→ WRITTEN EXERCISE
Convert the material below into a Markdown table with the columns Row and Line, one text line per row, skipping blank lines and leaving out the pictures.

→ RECORDS SHOWN
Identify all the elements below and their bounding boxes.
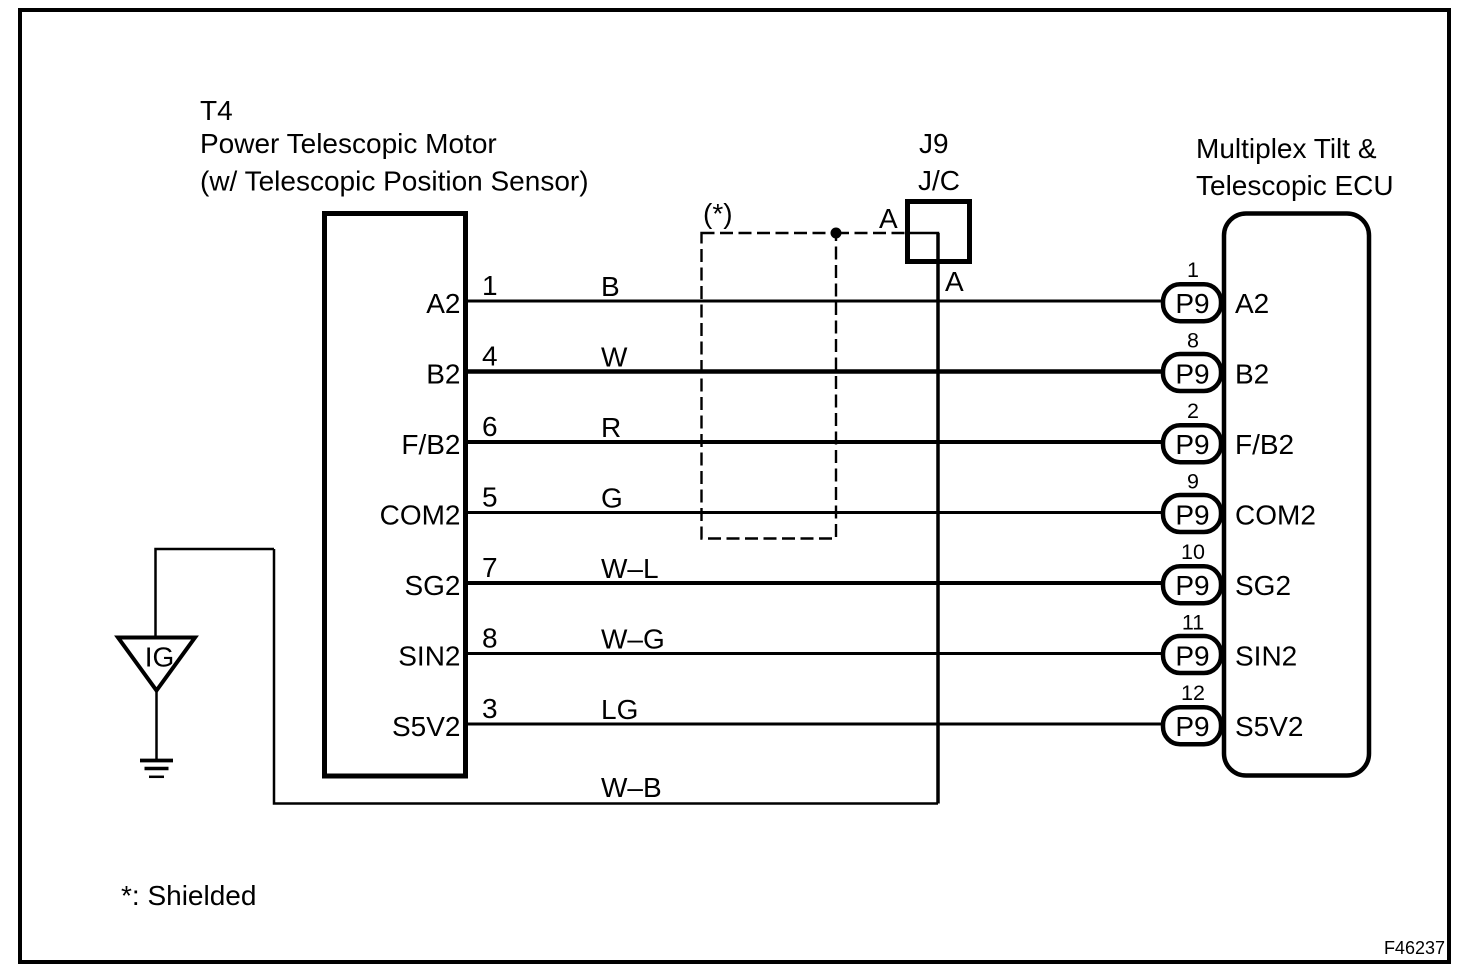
wire F/B2 to P9 (colour R) (468, 440, 1162, 444)
svg-text:COM2: COM2 (1235, 500, 1316, 531)
connector P9 oval pin 11 (1163, 636, 1221, 673)
svg-text:B2: B2 (1235, 359, 1269, 390)
wire shield to J/C (dashed) (836, 232, 905, 234)
svg-text:(w/ Telescopic Position Sensor: (w/ Telescopic Position Sensor) (200, 166, 589, 197)
svg-text:12: 12 (1181, 681, 1205, 705)
junction block J9 J/C box (908, 202, 970, 262)
svg-text:R: R (601, 412, 621, 443)
svg-text:*: Shielded: *: Shielded (121, 880, 256, 911)
svg-text:A: A (879, 203, 898, 234)
junction node dot (831, 228, 842, 239)
svg-text:Telescopic ECU: Telescopic ECU (1196, 170, 1394, 201)
svg-text:4: 4 (482, 341, 498, 372)
svg-text:P9: P9 (1175, 500, 1209, 531)
svg-text:P9: P9 (1175, 359, 1209, 390)
svg-text:LG: LG (601, 694, 638, 725)
svg-text:7: 7 (482, 552, 498, 583)
svg-text:B2: B2 (426, 359, 460, 390)
svg-text:W–B: W–B (601, 772, 662, 803)
svg-text:W–L: W–L (601, 553, 659, 584)
connector P9 oval pin 1 (1163, 284, 1221, 321)
wire COM2 to P9 (colour G) (468, 511, 1162, 514)
wire SG2 to P9 (colour W-L) (468, 581, 1162, 585)
connector T4 (Power Telescopic Motor) box (325, 214, 466, 777)
svg-text:S5V2: S5V2 (392, 711, 461, 742)
svg-text:P9: P9 (1175, 429, 1209, 460)
svg-text:IG: IG (145, 642, 175, 673)
svg-text:11: 11 (1182, 611, 1204, 635)
svg-text:SIN2: SIN2 (398, 641, 460, 672)
svg-text:F46237: F46237 (1384, 938, 1445, 958)
svg-text:P9: P9 (1175, 711, 1209, 742)
svg-text:W: W (601, 342, 628, 373)
label T4 connector title (200, 95, 589, 197)
svg-text:P9: P9 (1175, 641, 1209, 672)
svg-text:8: 8 (482, 623, 498, 654)
svg-text:S5V2: S5V2 (1235, 711, 1304, 742)
svg-text:3: 3 (482, 693, 498, 724)
wire W-B (ground return) (274, 549, 938, 804)
wire B2 to P9 (colour W) (468, 369, 1162, 374)
svg-text:F/B2: F/B2 (1235, 429, 1294, 460)
svg-text:Power Telescopic Motor: Power Telescopic Motor (200, 128, 497, 159)
shield (*) dashed box (702, 233, 837, 539)
svg-text:9: 9 (1187, 470, 1199, 494)
ECU box (Multiplex Tilt & Telescopic ECU) (1224, 214, 1369, 776)
svg-text:J9: J9 (919, 128, 949, 159)
wire IG to corner (156, 549, 275, 637)
svg-text:Multiplex Tilt &: Multiplex Tilt & (1196, 133, 1377, 164)
wire J/C down to W-B (936, 233, 940, 804)
svg-text:5: 5 (482, 482, 498, 513)
svg-text:T4: T4 (200, 95, 233, 126)
svg-text:W–G: W–G (601, 624, 665, 655)
connector P9 oval pin 9 (1163, 495, 1221, 532)
svg-text:P9: P9 (1175, 288, 1209, 319)
svg-text:SIN2: SIN2 (1235, 641, 1297, 672)
ground symbol (140, 761, 173, 777)
svg-text:A2: A2 (426, 288, 460, 319)
svg-text:SG2: SG2 (404, 570, 460, 601)
wire A2 to P9 (colour B) (468, 300, 1162, 303)
svg-text:P9: P9 (1175, 570, 1209, 601)
wire inside J/C (905, 233, 938, 236)
wire S5V2 to P9 (colour LG) (468, 723, 1162, 726)
svg-text:B: B (601, 271, 620, 302)
svg-text:6: 6 (482, 411, 498, 442)
svg-text:A2: A2 (1235, 288, 1269, 319)
connector P9 oval pin 12 (1163, 707, 1221, 744)
svg-text:A: A (945, 266, 964, 297)
connector P9 oval pin 2 (1163, 425, 1221, 462)
svg-text:1: 1 (482, 270, 498, 301)
IG power symbol triangle (118, 638, 195, 691)
svg-text:(*): (*) (703, 198, 733, 229)
svg-text:J/C: J/C (918, 165, 960, 196)
label Multiplex Tilt & Telescopic ECU (1196, 133, 1394, 201)
connector P9 oval pin 10 (1163, 566, 1221, 603)
svg-text:10: 10 (1181, 540, 1205, 564)
svg-text:2: 2 (1187, 399, 1199, 423)
connector P9 oval pin 8 (1163, 354, 1221, 391)
svg-text:SG2: SG2 (1235, 570, 1291, 601)
wire IG to ground (155, 691, 158, 760)
svg-text:COM2: COM2 (380, 500, 461, 531)
wire SIN2 to P9 (colour W-G) (468, 652, 1162, 655)
svg-text:G: G (601, 483, 623, 514)
svg-text:8: 8 (1187, 329, 1199, 353)
svg-text:1: 1 (1187, 258, 1199, 282)
svg-text:F/B2: F/B2 (401, 429, 460, 460)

→ RESPONSE
| Row | Line |
|---|---|
| 1 | Identify all the elements below and their bounding boxes. |
| 2 | wire F/B2 to P9 (colour R) (468, 440, 1162, 444) |
| 3 | svg-text:COM2: COM2 (1235, 500, 1316, 531) |
| 4 | connector P9 oval pin 11 (1163, 636, 1221, 673) |
| 5 | svg-text:B2: B2 (1235, 359, 1269, 390) |
| 6 | wire shield to J/C (dashed) (836, 232, 905, 234) |
| 7 | svg-text:(w/ Telescopic Position Sensor: (w/ Telescopic Position Sensor) (200, 166, 589, 197) |
| 8 | svg-text:12: 12 (1181, 681, 1205, 705) |
| 9 | junction block J9 J/C box (908, 202, 970, 262) |
| 10 | svg-text:R: R (601, 412, 621, 443) |
| 11 | svg-text:*: Shielded: *: Shielded (121, 880, 256, 911) |
| 12 | svg-text:A: A (879, 203, 898, 234) |
| 13 | junction node dot (831, 228, 842, 239) |
| 14 | svg-text:Telescopic ECU: Telescopic ECU (1196, 170, 1394, 201) |
| 15 | svg-text:4: 4 (482, 341, 498, 372) |
| 16 | svg-text:P9: P9 (1175, 500, 1209, 531) |
| 17 | svg-text:P9: P9 (1175, 359, 1209, 390) |
| 18 | svg-text:LG: LG (601, 694, 638, 725) |
| 19 | svg-text:7: 7 (482, 552, 498, 583) |
| 20 | svg-text:B2: B2 (426, 359, 460, 390) |
| 21 | svg-text:W–B: W–B (601, 772, 662, 803) |
| 22 | svg-text:W–L: W–L (601, 553, 659, 584) |
| 23 | connector P9 oval pin 1 (1163, 284, 1221, 321) |
| 24 | wire COM2 to P9 (colour G) (468, 511, 1162, 514) |
| 25 | wire SG2 to P9 (colour W-L) (468, 581, 1162, 585) |
| 26 | connector T4 (Power Telescopic Motor) box (325, 214, 466, 777) |
| 27 | svg-text:S5V2: S5V2 (392, 711, 461, 742) |
| 28 | svg-text:P9: P9 (1175, 429, 1209, 460) |
| 29 | svg-text:IG: IG (145, 642, 175, 673) |
| 30 | svg-text:11: 11 (1182, 611, 1204, 635) |
| 31 | svg-text:SIN2: SIN2 (398, 641, 460, 672) |
| 32 | svg-text:F46237: F46237 (1384, 938, 1445, 958) |
| 33 | svg-text:P9: P9 (1175, 711, 1209, 742) |
| 34 | svg-text:W: W (601, 342, 628, 373) |
| 35 | label T4 connector title (200, 95, 589, 197) |
| 36 | svg-text:P9: P9 (1175, 641, 1209, 672) |
| 37 | svg-text:8: 8 (482, 623, 498, 654) |
| 38 | svg-text:S5V2: S5V2 (1235, 711, 1304, 742) |
| 39 | svg-text:3: 3 (482, 693, 498, 724) |
| 40 | wire W-B (ground return) (274, 549, 938, 804) |
| 41 | wire B2 to P9 (colour W) (468, 369, 1162, 374) |
| 42 | svg-text:F/B2: F/B2 (1235, 429, 1294, 460) |
| 43 | svg-text:Power Telescopic Motor: Power Telescopic Motor (200, 128, 497, 159) |
| 44 | shield (*) dashed box (702, 233, 837, 539) |
| 45 | svg-text:9: 9 (1187, 470, 1199, 494) |
| 46 | ECU box (Multiplex Tilt & Telescopic ECU) (1224, 214, 1369, 776) |
| 47 | svg-text:J9: J9 (919, 128, 949, 159) |
| 48 | wire IG to corner (156, 549, 275, 637) |
| 49 | svg-text:Multiplex Tilt &: Multiplex Tilt & (1196, 133, 1377, 164) |
| 50 | wire J/C down to W-B (936, 233, 940, 804) |
| 51 | svg-text:5: 5 (482, 482, 498, 513) |
| 52 | svg-text:T4: T4 (200, 95, 233, 126) |
| 53 | svg-text:W–G: W–G (601, 624, 665, 655) |
| 54 | connector P9 oval pin 9 (1163, 495, 1221, 532) |
| 55 | svg-text:P9: P9 (1175, 288, 1209, 319) |
| 56 | svg-text:SIN2: SIN2 (1235, 641, 1297, 672) |
| 57 | ground symbol (140, 761, 173, 777) |
| 58 | svg-text:A2: A2 (426, 288, 460, 319) |
| 59 | svg-text:SG2: SG2 (404, 570, 460, 601) |
| 60 | wire A2 to P9 (colour B) (468, 300, 1162, 303) |
| 61 | svg-text:P9: P9 (1175, 570, 1209, 601) |
| 62 | wire inside J/C (905, 233, 938, 236) |
| 63 | wire S5V2 to P9 (colour LG) (468, 723, 1162, 726) |
| 64 | svg-text:B: B (601, 271, 620, 302) |
| 65 | svg-text:6: 6 (482, 411, 498, 442) |
| 66 | svg-text:A2: A2 (1235, 288, 1269, 319) |
| 67 | connector P9 oval pin 12 (1163, 707, 1221, 744) |
| 68 | svg-text:A: A (945, 266, 964, 297) |
| 69 | connector P9 oval pin 2 (1163, 425, 1221, 462) |
| 70 | svg-text:1: 1 (482, 270, 498, 301) |
| 71 | IG power symbol triangle (118, 638, 195, 691) |
| 72 | svg-text:(*): (*) (703, 198, 733, 229) |
| 73 | svg-text:J/C: J/C (918, 165, 960, 196) |
| 74 | label Multiplex Tilt & Telescopic ECU (1196, 133, 1394, 201) |
| 75 | connector P9 oval pin 10 (1163, 566, 1221, 603) |
| 76 | svg-text:10: 10 (1181, 540, 1205, 564) |
| 77 | svg-text:2: 2 (1187, 399, 1199, 423) |
| 78 | connector P9 oval pin 8 (1163, 354, 1221, 391) |
| 79 | svg-text:SG2: SG2 (1235, 570, 1291, 601) |
| 80 | wire IG to ground (155, 691, 158, 760) |
| 81 | svg-text:COM2: COM2 (380, 500, 461, 531) |
| 82 | wire SIN2 to P9 (colour W-G) (468, 652, 1162, 655) |
| 83 | svg-text:G: G (601, 483, 623, 514) |
| 84 | svg-text:8: 8 (1187, 329, 1199, 353) |
| 85 | svg-text:1: 1 (1187, 258, 1199, 282) |
| 86 | svg-text:F/B2: F/B2 (401, 429, 460, 460) |